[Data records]
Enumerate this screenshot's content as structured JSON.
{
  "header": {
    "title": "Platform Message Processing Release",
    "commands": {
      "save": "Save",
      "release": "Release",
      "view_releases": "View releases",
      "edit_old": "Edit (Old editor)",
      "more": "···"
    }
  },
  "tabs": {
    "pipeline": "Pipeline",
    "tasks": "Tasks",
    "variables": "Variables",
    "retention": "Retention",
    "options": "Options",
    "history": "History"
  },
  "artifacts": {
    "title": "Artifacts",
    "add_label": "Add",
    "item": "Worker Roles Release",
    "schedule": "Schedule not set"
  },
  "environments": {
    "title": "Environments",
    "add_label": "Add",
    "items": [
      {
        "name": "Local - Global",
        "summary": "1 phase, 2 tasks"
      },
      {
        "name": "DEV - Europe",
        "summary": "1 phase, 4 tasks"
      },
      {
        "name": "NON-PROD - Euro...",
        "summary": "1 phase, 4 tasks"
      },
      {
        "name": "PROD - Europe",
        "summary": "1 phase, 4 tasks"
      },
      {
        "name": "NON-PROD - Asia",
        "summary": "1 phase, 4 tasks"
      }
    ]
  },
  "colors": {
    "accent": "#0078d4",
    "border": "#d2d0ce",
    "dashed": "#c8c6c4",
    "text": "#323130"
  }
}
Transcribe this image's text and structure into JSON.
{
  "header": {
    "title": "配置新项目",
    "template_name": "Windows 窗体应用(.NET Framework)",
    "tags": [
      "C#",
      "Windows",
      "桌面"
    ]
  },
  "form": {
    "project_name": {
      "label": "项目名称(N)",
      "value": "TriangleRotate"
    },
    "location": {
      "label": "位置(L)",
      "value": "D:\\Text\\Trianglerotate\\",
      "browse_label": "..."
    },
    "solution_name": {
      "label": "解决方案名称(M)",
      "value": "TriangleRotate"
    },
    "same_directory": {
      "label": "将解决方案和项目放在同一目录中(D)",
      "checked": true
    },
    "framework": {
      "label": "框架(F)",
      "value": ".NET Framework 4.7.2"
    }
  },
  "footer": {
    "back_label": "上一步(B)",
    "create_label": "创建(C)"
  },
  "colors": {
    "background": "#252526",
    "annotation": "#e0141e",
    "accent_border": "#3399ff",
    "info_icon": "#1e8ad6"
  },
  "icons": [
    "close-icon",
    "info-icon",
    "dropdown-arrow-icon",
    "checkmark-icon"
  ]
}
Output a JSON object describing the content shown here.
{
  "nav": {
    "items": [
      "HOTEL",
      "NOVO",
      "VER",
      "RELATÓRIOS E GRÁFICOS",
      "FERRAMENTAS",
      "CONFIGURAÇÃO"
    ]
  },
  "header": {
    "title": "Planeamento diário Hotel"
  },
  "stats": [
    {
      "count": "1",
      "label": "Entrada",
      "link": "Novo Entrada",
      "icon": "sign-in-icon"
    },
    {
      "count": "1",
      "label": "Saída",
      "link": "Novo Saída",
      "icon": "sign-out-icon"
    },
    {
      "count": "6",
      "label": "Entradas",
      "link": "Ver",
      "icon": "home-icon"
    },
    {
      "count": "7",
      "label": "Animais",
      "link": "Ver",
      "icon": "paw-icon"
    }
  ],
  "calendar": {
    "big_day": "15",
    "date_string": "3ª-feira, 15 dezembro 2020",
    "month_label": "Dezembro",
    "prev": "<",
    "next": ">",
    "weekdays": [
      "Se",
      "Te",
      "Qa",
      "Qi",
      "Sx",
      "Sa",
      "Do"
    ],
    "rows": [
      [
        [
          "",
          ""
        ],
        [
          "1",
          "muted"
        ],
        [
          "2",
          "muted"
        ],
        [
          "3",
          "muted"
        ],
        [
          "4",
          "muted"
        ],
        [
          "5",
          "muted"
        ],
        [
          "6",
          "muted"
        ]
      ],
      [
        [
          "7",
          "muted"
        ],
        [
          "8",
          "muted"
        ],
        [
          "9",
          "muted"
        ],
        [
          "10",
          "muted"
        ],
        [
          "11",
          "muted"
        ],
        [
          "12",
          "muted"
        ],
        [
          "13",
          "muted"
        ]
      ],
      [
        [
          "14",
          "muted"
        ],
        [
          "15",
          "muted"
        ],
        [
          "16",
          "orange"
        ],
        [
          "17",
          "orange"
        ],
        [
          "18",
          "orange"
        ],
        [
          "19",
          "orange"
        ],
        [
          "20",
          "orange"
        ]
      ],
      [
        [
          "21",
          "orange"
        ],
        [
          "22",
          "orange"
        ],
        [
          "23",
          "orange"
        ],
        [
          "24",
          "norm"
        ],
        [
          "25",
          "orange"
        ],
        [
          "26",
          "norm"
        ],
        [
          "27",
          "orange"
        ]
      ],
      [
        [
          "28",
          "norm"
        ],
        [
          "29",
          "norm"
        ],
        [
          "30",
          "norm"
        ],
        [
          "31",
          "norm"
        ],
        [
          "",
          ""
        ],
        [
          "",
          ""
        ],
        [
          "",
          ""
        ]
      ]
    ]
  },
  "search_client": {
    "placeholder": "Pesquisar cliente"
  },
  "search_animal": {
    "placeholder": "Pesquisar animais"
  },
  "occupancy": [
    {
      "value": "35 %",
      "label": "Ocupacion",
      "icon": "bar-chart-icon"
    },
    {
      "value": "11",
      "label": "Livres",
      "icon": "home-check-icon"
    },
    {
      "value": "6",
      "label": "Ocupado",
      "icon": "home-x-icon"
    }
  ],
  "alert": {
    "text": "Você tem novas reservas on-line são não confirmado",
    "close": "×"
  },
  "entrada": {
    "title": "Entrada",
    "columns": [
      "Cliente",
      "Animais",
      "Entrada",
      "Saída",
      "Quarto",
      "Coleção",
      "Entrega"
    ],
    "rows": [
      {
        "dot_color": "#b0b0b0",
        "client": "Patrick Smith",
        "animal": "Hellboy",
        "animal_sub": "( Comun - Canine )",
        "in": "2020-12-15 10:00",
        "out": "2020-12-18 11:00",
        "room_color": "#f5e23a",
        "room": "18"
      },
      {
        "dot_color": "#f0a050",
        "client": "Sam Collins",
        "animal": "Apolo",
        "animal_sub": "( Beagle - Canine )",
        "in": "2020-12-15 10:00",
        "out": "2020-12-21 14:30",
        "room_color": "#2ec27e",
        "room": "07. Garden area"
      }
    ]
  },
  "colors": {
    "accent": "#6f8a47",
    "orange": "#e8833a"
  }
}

- YOUR OBJECTIVE
Write all of the records out again exactly.

- RESULT OF THIS TASK
Enumerate this screenshot's content as structured JSON.
{
  "header": {
    "title": "Platform Message Processing Release",
    "commands": {
      "save": "Save",
      "release": "Release",
      "view_releases": "View releases",
      "edit_old": "Edit (Old editor)",
      "more": "···"
    }
  },
  "tabs": {
    "pipeline": "Pipeline",
    "tasks": "Tasks",
    "variables": "Variables",
    "retention": "Retention",
    "options": "Options",
    "history": "History"
  },
  "artifacts": {
    "title": "Artifacts",
    "add_label": "Add",
    "item": "Worker Roles Release",
    "schedule": "Schedule not set"
  },
  "environments": {
    "title": "Environments",
    "add_label": "Add",
    "items": [
      {
        "name": "Local - Global",
        "summary": "1 phase, 2 tasks"
      },
      {
        "name": "DEV - Europe",
        "summary": "1 phase, 4 tasks"
      },
      {
        "name": "NON-PROD - Euro...",
        "summary": "1 phase, 4 tasks"
      },
      {
        "name": "PROD - Europe",
        "summary": "1 phase, 4 tasks"
      },
      {
        "name": "NON-PROD - Asia",
        "summary": "1 phase, 4 tasks"
      }
    ]
  },
  "colors": {
    "accent": "#0078d4",
    "border": "#d2d0ce",
    "dashed": "#c8c6c4",
    "text": "#323130"
  }
}
Transcribe this image's text and structure into JSON.
{
  "header": {
    "title": "配置新项目",
    "template_name": "Windows 窗体应用(.NET Framework)",
    "tags": [
      "C#",
      "Windows",
      "桌面"
    ]
  },
  "form": {
    "project_name": {
      "label": "项目名称(N)",
      "value": "TriangleRotate"
    },
    "location": {
      "label": "位置(L)",
      "value": "D:\\Text\\Trianglerotate\\",
      "browse_label": "..."
    },
    "solution_name": {
      "label": "解决方案名称(M)",
      "value": "TriangleRotate"
    },
    "same_directory": {
      "label": "将解决方案和项目放在同一目录中(D)",
      "checked": true
    },
    "framework": {
      "label": "框架(F)",
      "value": ".NET Framework 4.7.2"
    }
  },
  "footer": {
    "back_label": "上一步(B)",
    "create_label": "创建(C)"
  },
  "colors": {
    "background": "#252526",
    "annotation": "#e0141e",
    "accent_border": "#3399ff",
    "info_icon": "#1e8ad6"
  },
  "icons": [
    "close-icon",
    "info-icon",
    "dropdown-arrow-icon",
    "checkmark-icon"
  ]
}
Output a JSON object describing the content shown here.
{
  "nav": {
    "items": [
      "HOTEL",
      "NOVO",
      "VER",
      "RELATÓRIOS E GRÁFICOS",
      "FERRAMENTAS",
      "CONFIGURAÇÃO"
    ]
  },
  "header": {
    "title": "Planeamento diário Hotel"
  },
  "stats": [
    {
      "count": "1",
      "label": "Entrada",
      "link": "Novo Entrada",
      "icon": "sign-in-icon"
    },
    {
      "count": "1",
      "label": "Saída",
      "link": "Novo Saída",
      "icon": "sign-out-icon"
    },
    {
      "count": "6",
      "label": "Entradas",
      "link": "Ver",
      "icon": "home-icon"
    },
    {
      "count": "7",
      "label": "Animais",
      "link": "Ver",
      "icon": "paw-icon"
    }
  ],
  "calendar": {
    "big_day": "15",
    "date_string": "3ª-feira, 15 dezembro 2020",
    "month_label": "Dezembro",
    "prev": "<",
    "next": ">",
    "weekdays": [
      "Se",
      "Te",
      "Qa",
      "Qi",
      "Sx",
      "Sa",
      "Do"
    ],
    "rows": [
      [
        [
          "",
          ""
        ],
        [
          "1",
          "muted"
        ],
        [
          "2",
          "muted"
        ],
        [
          "3",
          "muted"
        ],
        [
          "4",
          "muted"
        ],
        [
          "5",
          "muted"
        ],
        [
          "6",
          "muted"
        ]
      ],
      [
        [
          "7",
          "muted"
        ],
        [
          "8",
          "muted"
        ],
        [
          "9",
          "muted"
        ],
        [
          "10",
          "muted"
        ],
        [
          "11",
          "muted"
        ],
        [
          "12",
          "muted"
        ],
        [
          "13",
          "muted"
        ]
      ],
      [
        [
          "14",
          "muted"
        ],
        [
          "15",
          "muted"
        ],
        [
          "16",
          "orange"
        ],
        [
          "17",
          "orange"
        ],
        [
          "18",
          "orange"
        ],
        [
          "19",
          "orange"
        ],
        [
          "20",
          "orange"
        ]
      ],
      [
        [
          "21",
          "orange"
        ],
        [
          "22",
          "orange"
        ],
        [
          "23",
          "orange"
        ],
        [
          "24",
          "norm"
        ],
        [
          "25",
          "orange"
        ],
        [
          "26",
          "norm"
        ],
        [
          "27",
          "orange"
        ]
      ],
      [
        [
          "28",
          "norm"
        ],
        [
          "29",
          "norm"
        ],
        [
          "30",
          "norm"
        ],
        [
          "31",
          "norm"
        ],
        [
          "",
          ""
        ],
        [
          "",
          ""
        ],
        [
          "",
          ""
        ]
      ]
    ]
  },
  "search_client": {
    "placeholder": "Pesquisar cliente"
  },
  "search_animal": {
    "placeholder": "Pesquisar animais"
  },
  "occupancy": [
    {
      "value": "35 %",
      "label": "Ocupacion",
      "icon": "bar-chart-icon"
    },
    {
      "value": "11",
      "label": "Livres",
      "icon": "home-check-icon"
    },
    {
      "value": "6",
      "label": "Ocupado",
      "icon": "home-x-icon"
    }
  ],
  "alert": {
    "text": "Você tem novas reservas on-line são não confirmado",
    "close": "×"
  },
  "entrada": {
    "title": "Entrada",
    "columns": [
      "Cliente",
      "Animais",
      "Entrada",
      "Saída",
      "Quarto",
      "Coleção",
      "Entrega"
    ],
    "rows": [
      {
        "dot_color": "#b0b0b0",
        "client": "Patrick Smith",
        "animal": "Hellboy",
        "animal_sub": "( Comun - Canine )",
        "in": "2020-12-15 10:00",
        "out": "2020-12-18 11:00",
        "room_color": "#f5e23a",
        "room": "18"
      },
      {
        "dot_color": "#f0a050",
        "client": "Sam Collins",
        "animal": "Apolo",
        "animal_sub": "( Beagle - Canine )",
        "in": "2020-12-15 10:00",
        "out": "2020-12-21 14:30",
        "room_color": "#2ec27e",
        "room": "07. Garden area"
      }
    ]
  },
  "colors": {
    "accent": "#6f8a47",
    "orange": "#e8833a"
  }
}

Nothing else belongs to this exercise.